++++ Teks yang Ditampilkan ++++

Dari definisi ini, maka sudah barang tentu indonesia tidak dapat begitu saja mengabaikan laporan Deplu AS ini. Karena, Walau bagaimanapun indonesia sudah terikat’kontrak’ dengan sebuah konvensi international yang sudah ditandatangani. Oleh karena itu, ada baiknya kita sekarang memberi perhatian penuh terhadap permalahan ini karena seperti yang diinformasikan, pada tahun 2003 AS akan memantau dan megadakan evaluasi, serta tidak mustahil memberikan sanksi-sanksi tertentu kepada negara-negara ysng tetap megabaikan praktik-praktik perdagangan manusia.

Pijakan Konvensi ILO No.182

Buku “Perdagangan Anak di Indonesia” diangkat dari hasil penelitian yang dilakukan oleh DR.Irwanto.dkk. dan disponsori oleh ILO (International Labour Office) jakarta, Penelitian dilakukan terhadap sejumlah lokasi di Bali, Jakarta. Medan dan Batam dengan me;lakukan wawancara terhadap sejumlah informan yang dianggap berkopeten, Wal;apun dimaksudkan sebagai informasi awal, dengan data-data yang diperoleh dar suber sekunder, namun buku ini cukup memberikan informasi yang komprehensil tentang pengertian, permasalahan, besaran, serta pola – pola perdagangan anak di berbagai wilayah di Indonesia.

Dengan dasar pijakan pada konvensi ILO No.182 mengenai Pelarangan dan Tindakan Segara untuk Pengahapusan Bentu-bentuk Pekerjaan Terburuk untuk Anak, yang telah diratifikasi oleh pemerintah melalui undang –undang N0.1 tahun 2000, akan lebih muda untuk menelusuri sejauh mana keseriusan berbagai pihak, khususnya para Stakeholders memberi perhatian terhadap berbagai permasalahan yang menyangkut perdagangan anak.

++++ Cuplikan Data ++++

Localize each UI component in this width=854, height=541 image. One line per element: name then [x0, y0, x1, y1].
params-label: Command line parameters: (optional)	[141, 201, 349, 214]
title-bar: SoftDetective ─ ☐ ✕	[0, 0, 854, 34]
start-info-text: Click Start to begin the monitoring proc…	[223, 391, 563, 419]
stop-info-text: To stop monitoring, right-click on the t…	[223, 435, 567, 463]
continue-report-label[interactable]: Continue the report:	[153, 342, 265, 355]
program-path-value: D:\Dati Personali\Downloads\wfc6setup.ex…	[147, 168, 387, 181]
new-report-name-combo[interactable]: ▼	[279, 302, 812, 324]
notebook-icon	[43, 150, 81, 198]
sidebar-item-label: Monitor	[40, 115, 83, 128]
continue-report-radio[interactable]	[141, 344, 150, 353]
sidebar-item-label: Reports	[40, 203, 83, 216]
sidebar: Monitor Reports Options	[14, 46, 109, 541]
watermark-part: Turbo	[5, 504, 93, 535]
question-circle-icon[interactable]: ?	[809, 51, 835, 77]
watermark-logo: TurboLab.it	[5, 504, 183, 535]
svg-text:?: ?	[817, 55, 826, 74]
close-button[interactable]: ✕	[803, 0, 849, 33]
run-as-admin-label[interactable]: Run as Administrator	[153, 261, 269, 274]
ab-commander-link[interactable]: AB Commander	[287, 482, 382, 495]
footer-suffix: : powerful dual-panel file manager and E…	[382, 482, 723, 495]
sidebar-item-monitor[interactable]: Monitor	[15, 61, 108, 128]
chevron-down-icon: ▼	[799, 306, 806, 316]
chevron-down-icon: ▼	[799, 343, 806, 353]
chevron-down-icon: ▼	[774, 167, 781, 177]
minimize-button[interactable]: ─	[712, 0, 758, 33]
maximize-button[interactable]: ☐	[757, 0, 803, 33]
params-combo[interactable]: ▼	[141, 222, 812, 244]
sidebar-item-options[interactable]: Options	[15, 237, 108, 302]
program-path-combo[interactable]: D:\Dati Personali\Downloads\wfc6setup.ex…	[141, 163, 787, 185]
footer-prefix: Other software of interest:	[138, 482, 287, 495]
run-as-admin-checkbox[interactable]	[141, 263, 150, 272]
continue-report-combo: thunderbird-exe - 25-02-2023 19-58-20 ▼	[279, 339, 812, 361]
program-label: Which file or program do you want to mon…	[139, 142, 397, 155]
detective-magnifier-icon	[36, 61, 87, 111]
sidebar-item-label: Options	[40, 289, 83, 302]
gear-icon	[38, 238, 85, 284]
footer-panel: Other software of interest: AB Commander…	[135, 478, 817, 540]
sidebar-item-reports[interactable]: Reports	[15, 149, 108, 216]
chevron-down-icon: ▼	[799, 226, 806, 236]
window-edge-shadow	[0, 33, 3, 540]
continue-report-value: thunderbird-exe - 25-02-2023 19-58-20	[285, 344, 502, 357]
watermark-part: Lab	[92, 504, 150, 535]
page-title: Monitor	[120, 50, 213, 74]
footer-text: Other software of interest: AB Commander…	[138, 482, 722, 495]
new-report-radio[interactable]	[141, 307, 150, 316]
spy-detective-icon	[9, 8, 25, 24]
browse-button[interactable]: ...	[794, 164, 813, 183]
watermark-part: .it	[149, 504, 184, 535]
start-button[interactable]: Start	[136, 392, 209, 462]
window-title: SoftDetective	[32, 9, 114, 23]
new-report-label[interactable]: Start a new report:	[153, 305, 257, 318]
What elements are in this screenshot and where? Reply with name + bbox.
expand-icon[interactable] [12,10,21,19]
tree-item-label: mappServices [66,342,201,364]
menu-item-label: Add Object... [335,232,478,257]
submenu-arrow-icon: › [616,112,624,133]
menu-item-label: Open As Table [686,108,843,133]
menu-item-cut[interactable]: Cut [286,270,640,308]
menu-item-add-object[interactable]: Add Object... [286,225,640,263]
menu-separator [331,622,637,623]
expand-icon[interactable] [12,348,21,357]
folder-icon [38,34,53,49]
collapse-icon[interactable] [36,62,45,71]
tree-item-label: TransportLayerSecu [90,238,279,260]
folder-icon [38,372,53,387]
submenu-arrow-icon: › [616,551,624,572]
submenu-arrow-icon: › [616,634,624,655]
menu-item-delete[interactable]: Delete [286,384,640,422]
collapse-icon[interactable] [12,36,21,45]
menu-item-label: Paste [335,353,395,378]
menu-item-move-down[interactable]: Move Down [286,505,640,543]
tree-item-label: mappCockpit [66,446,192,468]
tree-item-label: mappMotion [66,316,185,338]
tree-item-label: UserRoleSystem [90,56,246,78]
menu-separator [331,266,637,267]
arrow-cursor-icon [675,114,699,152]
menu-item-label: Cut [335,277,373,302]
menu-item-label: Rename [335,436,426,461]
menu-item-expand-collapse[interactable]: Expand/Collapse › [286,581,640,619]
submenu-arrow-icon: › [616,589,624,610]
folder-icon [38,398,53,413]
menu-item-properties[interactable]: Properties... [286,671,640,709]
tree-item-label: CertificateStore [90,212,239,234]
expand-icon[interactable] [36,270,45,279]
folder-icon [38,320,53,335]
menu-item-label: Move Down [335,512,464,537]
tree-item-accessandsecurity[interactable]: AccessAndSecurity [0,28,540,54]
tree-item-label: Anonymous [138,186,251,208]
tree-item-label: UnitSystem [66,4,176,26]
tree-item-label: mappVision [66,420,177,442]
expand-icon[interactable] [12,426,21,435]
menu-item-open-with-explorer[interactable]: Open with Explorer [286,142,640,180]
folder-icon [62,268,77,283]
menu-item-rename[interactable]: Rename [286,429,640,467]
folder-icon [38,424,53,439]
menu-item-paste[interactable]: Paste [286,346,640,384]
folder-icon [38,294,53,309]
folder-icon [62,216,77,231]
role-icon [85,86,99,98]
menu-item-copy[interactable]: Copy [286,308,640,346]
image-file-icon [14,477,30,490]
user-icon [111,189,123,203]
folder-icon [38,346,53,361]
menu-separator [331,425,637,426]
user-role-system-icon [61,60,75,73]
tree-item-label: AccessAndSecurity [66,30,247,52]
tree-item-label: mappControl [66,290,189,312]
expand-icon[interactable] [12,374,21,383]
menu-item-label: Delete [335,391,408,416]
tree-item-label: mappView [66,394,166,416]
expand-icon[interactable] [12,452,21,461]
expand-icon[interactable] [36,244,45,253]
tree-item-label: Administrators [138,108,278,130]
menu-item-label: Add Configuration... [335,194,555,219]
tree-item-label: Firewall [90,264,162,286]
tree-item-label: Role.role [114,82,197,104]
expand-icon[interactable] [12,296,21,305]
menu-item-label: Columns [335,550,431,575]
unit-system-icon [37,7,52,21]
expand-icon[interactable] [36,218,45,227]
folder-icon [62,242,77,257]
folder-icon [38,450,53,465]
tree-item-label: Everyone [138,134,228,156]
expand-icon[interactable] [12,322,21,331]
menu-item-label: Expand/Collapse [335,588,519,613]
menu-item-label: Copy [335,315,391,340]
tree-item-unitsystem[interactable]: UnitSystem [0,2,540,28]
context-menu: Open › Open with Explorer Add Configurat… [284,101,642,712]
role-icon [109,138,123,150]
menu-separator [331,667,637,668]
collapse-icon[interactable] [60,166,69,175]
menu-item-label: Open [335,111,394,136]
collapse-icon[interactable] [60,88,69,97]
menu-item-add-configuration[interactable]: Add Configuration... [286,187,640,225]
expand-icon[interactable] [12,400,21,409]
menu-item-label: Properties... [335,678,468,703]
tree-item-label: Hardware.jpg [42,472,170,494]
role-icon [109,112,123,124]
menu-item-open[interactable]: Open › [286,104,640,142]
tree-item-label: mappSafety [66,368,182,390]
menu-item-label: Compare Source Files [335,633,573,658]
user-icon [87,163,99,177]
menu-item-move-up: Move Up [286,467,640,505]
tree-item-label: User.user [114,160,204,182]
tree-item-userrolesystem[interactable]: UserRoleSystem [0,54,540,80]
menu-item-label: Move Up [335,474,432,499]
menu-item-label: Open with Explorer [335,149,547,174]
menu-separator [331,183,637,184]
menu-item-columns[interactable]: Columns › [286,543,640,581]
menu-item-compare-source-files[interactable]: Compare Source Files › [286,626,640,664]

++++

**Petunjuk Pengerjaan:**
a) Salin tanpa perubahan bagian teks tentang perdagangan anak, mulai dari "Dengan dasar pijakan" sampai dengan "menyangkut perdagangan anak.".
b) Sebutkan semua lokasi penelitian yang tercantum dalam teks tentang perdagangan anak.
Catatan-catatan di atas merupakan bahan tersendiri yang terpisah dari teks.

**Jawaban yang Diberikan:**
a)
Dengan dasar pijakan pada konvensi ILO No.182 mengenai Pelarangan dan Tindakan Segara untuk Pengahapusan Bentu-bentuk Pekerjaan Terburuk untuk Anak, yang telah diratifikasi oleh pemerintah melalui undang –undang N0.1 tahun 2000, akan lebih muda untuk menelusuri sejauh mana keseriusan berbagai pihak, khususnya para Stakeholders memberi perhatian terhadap berbagai permasalahan yang menyangkut perdagangan anak.

b) Bali, Jakarta, Medan, Batam